→ Work to be completed: Restate the full listing word for word and leave the pictures out.

>> start Records

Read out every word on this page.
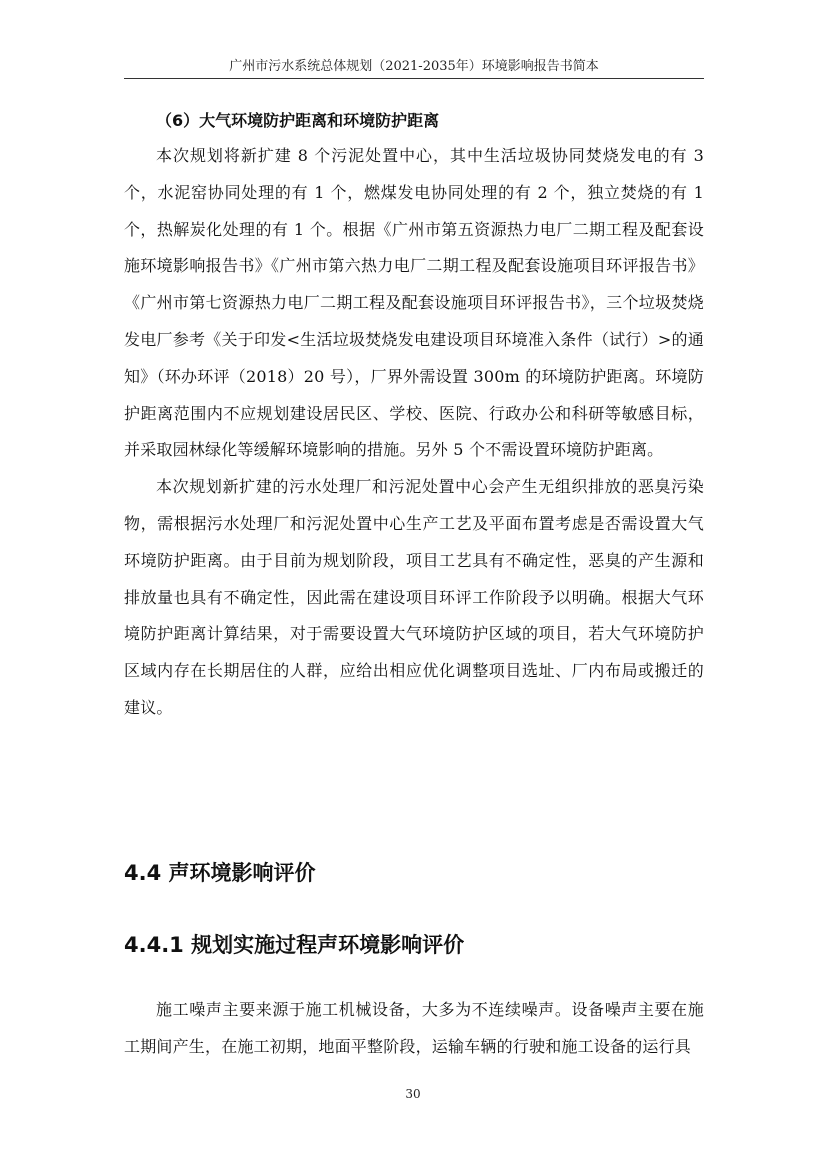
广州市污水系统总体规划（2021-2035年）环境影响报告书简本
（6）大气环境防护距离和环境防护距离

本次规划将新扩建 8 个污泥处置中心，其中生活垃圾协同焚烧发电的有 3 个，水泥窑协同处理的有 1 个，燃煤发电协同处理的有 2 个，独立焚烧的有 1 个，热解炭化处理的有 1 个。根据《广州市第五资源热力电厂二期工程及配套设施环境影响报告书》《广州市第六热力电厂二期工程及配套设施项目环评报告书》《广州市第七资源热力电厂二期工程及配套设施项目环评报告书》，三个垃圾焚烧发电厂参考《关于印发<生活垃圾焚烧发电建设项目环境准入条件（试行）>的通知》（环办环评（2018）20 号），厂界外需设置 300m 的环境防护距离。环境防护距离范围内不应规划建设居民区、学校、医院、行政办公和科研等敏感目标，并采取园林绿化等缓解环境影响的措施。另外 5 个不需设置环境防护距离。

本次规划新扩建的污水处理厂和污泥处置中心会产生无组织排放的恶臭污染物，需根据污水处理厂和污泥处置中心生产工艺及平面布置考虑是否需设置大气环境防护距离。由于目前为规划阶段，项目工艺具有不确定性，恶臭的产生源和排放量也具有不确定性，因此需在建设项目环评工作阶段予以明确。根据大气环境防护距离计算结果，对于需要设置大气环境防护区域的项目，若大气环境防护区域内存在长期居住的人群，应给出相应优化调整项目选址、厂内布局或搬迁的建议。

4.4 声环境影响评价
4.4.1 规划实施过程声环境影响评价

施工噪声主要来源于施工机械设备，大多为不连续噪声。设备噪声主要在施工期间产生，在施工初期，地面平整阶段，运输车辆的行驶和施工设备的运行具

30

>> end Records

→ Correct response:
Read out every word on this page.
广州市污水系统总体规划（2021-2035年）环境影响报告书简本
（6）大气环境防护距离和环境防护距离

本次规划将新扩建 8 个污泥处置中心，其中生活垃圾协同焚烧发电的有 3 个，水泥窑协同处理的有 1 个，燃煤发电协同处理的有 2 个，独立焚烧的有 1 个，热解炭化处理的有 1 个。根据《广州市第五资源热力电厂二期工程及配套设施环境影响报告书》《广州市第六热力电厂二期工程及配套设施项目环评报告书》《广州市第七资源热力电厂二期工程及配套设施项目环评报告书》，三个垃圾焚烧发电厂参考《关于印发<生活垃圾焚烧发电建设项目环境准入条件（试行）>的通知》（环办环评（2018）20 号），厂界外需设置 300m 的环境防护距离。环境防护距离范围内不应规划建设居民区、学校、医院、行政办公和科研等敏感目标，并采取园林绿化等缓解环境影响的措施。另外 5 个不需设置环境防护距离。

本次规划新扩建的污水处理厂和污泥处置中心会产生无组织排放的恶臭污染物，需根据污水处理厂和污泥处置中心生产工艺及平面布置考虑是否需设置大气环境防护距离。由于目前为规划阶段，项目工艺具有不确定性，恶臭的产生源和排放量也具有不确定性，因此需在建设项目环评工作阶段予以明确。根据大气环境防护距离计算结果，对于需要设置大气环境防护区域的项目，若大气环境防护区域内存在长期居住的人群，应给出相应优化调整项目选址、厂内布局或搬迁的建议。

4.4 声环境影响评价
4.4.1 规划实施过程声环境影响评价

施工噪声主要来源于施工机械设备，大多为不连续噪声。设备噪声主要在施工期间产生，在施工初期，地面平整阶段，运输车辆的行驶和施工设备的运行具

30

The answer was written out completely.